● Data lines:
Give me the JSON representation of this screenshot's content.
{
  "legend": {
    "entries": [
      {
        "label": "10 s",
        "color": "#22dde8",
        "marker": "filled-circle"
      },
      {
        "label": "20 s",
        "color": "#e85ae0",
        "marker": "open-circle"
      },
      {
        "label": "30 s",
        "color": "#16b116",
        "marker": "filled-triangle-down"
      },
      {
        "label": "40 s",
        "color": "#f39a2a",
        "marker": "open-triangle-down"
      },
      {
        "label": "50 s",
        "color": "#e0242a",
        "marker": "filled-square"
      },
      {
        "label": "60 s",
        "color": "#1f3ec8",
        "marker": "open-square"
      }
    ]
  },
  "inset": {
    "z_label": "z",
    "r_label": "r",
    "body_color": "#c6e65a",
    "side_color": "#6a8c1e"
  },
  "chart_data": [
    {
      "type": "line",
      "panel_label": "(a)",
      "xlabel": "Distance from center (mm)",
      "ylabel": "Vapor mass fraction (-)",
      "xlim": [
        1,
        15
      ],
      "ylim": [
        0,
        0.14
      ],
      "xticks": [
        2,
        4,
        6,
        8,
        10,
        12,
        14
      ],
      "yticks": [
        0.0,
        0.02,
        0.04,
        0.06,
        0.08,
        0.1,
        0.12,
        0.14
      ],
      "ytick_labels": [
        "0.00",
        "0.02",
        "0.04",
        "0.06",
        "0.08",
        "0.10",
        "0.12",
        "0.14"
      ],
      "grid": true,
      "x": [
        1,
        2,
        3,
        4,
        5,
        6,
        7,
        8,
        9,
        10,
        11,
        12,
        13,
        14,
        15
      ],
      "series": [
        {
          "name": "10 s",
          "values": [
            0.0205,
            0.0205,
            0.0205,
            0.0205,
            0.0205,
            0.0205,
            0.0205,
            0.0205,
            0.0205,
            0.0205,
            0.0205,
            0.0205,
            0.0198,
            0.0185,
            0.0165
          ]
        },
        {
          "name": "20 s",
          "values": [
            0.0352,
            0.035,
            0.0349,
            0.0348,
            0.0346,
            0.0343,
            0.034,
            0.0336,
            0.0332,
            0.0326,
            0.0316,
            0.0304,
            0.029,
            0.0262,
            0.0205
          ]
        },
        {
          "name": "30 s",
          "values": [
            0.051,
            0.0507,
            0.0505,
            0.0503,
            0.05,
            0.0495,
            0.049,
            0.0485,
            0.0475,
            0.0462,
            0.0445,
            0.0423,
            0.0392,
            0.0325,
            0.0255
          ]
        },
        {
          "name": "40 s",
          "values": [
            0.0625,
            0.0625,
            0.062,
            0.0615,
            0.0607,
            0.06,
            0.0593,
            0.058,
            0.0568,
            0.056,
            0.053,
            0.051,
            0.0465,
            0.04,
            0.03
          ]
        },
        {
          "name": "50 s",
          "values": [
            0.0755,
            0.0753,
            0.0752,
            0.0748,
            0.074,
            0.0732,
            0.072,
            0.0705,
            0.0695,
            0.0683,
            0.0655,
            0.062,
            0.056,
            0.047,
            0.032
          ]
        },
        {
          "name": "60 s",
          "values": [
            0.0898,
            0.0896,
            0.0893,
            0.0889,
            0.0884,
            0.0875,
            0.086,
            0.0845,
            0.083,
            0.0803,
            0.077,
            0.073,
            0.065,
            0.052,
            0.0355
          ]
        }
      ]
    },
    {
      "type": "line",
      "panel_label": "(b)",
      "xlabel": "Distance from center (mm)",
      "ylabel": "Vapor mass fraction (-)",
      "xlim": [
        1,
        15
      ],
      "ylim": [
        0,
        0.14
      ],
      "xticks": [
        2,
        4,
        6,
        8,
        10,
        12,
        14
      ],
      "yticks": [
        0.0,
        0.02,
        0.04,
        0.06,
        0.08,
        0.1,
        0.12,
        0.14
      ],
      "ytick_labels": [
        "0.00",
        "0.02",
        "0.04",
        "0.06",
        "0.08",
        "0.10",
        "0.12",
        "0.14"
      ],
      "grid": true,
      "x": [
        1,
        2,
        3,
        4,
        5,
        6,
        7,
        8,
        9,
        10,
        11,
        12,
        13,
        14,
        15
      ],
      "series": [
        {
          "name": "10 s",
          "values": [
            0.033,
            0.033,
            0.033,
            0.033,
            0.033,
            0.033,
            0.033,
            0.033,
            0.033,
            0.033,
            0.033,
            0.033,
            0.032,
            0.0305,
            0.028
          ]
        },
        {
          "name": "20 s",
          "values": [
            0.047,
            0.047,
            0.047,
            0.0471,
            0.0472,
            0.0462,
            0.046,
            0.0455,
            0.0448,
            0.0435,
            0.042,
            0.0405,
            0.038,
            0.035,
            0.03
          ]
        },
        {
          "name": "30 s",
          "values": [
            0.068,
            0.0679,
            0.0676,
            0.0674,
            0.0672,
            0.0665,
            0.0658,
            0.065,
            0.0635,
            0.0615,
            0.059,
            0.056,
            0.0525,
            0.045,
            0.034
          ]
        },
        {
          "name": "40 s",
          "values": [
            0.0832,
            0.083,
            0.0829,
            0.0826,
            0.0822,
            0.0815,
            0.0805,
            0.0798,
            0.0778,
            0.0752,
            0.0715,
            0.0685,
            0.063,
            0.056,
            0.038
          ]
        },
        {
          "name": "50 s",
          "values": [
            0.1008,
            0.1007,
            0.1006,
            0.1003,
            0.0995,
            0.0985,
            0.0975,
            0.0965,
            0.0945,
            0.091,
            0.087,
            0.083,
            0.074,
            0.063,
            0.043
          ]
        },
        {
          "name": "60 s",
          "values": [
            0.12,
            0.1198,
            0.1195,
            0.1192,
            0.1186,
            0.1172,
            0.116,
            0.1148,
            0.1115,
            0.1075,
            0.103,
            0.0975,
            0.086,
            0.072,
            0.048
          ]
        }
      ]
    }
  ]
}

● Objective: Scan the listing above. Gather each line that contains the word "open".

● Complete output:
        "marker": "open-circle"
        "marker": "open-triangle-down"
        "marker": "open-square"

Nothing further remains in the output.